Go through the listing below and list every line with "Elősegíti".

Saved entries:
##########

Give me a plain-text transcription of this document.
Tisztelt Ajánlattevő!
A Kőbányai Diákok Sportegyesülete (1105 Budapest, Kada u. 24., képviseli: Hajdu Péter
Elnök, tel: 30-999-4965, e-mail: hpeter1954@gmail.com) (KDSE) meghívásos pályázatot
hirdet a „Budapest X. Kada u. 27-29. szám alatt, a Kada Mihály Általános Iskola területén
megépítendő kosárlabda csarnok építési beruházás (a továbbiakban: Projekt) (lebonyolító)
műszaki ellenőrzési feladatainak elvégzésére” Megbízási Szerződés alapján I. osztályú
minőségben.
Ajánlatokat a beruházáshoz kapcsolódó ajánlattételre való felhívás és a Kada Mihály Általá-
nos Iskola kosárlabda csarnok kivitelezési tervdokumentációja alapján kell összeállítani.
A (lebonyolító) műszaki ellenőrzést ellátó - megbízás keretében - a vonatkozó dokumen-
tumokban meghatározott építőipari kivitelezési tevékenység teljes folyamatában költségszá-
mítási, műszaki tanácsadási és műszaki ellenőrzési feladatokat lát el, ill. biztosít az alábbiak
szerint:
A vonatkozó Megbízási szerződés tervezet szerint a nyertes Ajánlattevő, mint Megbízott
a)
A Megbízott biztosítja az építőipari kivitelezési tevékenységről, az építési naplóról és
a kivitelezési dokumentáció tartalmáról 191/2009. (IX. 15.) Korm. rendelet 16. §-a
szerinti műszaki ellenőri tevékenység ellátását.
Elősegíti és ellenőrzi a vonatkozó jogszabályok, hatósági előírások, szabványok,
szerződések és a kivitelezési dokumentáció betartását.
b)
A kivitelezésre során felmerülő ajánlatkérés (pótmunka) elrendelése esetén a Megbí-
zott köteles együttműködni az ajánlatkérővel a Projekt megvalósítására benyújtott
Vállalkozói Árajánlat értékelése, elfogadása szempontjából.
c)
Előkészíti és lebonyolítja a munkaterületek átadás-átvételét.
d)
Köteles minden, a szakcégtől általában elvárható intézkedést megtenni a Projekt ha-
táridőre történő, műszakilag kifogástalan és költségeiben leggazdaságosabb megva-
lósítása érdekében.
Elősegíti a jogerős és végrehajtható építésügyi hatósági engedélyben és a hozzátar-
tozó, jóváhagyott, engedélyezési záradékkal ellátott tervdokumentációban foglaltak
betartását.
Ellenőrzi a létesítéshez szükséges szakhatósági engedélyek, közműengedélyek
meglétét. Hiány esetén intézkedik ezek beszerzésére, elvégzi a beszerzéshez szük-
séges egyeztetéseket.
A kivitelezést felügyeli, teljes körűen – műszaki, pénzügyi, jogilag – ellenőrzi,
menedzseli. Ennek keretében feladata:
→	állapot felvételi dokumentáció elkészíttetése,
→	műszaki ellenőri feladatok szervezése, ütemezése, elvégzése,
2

##########

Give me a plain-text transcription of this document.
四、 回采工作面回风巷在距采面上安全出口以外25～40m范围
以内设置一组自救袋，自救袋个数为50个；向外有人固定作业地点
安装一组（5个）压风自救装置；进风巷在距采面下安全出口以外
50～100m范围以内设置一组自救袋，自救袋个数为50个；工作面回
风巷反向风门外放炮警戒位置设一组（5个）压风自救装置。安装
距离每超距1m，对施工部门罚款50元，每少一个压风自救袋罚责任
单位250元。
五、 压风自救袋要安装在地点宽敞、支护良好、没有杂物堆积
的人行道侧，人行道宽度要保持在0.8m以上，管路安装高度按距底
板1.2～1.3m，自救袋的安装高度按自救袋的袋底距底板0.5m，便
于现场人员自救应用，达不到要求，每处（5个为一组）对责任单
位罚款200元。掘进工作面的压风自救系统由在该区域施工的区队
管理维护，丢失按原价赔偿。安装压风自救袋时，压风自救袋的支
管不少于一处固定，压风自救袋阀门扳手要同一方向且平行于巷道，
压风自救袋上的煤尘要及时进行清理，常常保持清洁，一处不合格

##########

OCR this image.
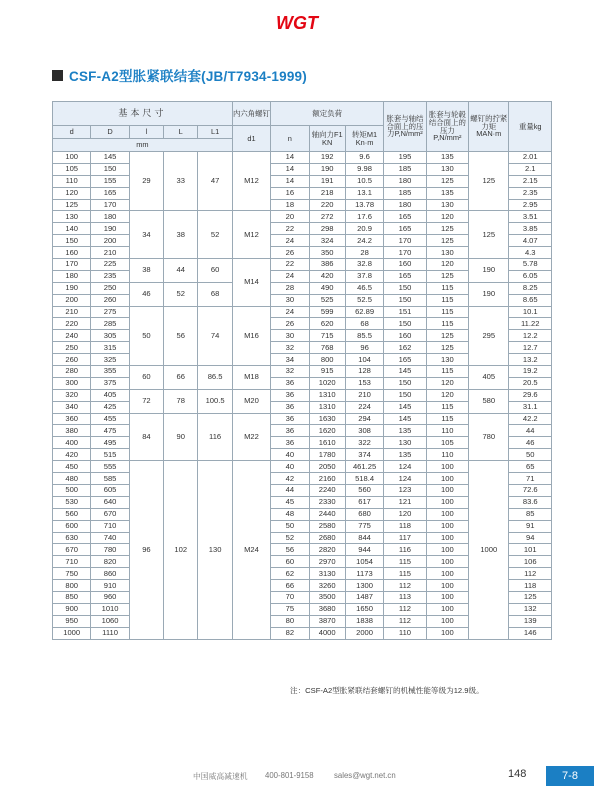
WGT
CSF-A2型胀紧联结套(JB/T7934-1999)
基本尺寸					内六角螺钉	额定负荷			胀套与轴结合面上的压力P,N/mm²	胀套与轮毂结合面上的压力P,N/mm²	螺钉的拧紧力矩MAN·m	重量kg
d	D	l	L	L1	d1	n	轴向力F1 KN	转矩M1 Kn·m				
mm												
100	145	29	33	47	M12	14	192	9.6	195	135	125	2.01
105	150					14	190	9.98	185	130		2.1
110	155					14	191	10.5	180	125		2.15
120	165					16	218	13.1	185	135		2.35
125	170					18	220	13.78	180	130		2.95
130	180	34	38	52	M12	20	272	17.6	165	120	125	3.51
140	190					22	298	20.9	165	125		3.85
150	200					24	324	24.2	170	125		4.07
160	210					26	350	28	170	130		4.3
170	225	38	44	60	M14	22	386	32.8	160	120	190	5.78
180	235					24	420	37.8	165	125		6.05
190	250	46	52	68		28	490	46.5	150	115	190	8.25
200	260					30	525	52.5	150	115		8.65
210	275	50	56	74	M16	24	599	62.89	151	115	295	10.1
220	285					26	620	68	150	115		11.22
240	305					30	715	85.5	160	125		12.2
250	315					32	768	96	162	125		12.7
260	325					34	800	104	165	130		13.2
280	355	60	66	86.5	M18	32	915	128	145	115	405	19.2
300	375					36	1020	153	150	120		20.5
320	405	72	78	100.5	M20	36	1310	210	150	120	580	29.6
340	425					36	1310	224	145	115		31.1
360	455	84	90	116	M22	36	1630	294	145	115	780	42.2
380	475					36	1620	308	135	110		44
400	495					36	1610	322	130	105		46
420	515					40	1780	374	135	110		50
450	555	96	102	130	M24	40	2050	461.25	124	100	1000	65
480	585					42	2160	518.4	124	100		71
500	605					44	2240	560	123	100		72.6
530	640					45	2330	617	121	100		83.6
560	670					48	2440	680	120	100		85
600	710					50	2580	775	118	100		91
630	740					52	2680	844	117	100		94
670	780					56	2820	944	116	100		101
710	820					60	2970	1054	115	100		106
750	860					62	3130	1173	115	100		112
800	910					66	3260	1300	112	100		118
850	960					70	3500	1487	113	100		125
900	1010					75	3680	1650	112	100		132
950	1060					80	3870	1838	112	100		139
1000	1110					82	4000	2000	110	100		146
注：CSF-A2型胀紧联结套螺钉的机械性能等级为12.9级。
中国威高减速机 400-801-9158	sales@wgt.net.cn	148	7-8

##########

Solution to this exercise —
Elősegíti és ellenőrzi a vonatkozó jogszabályok, hatósági előírások, szabványok,
Elősegíti a jogerős és végrehajtható építésügyi hatósági engedélyben és a hozzátar-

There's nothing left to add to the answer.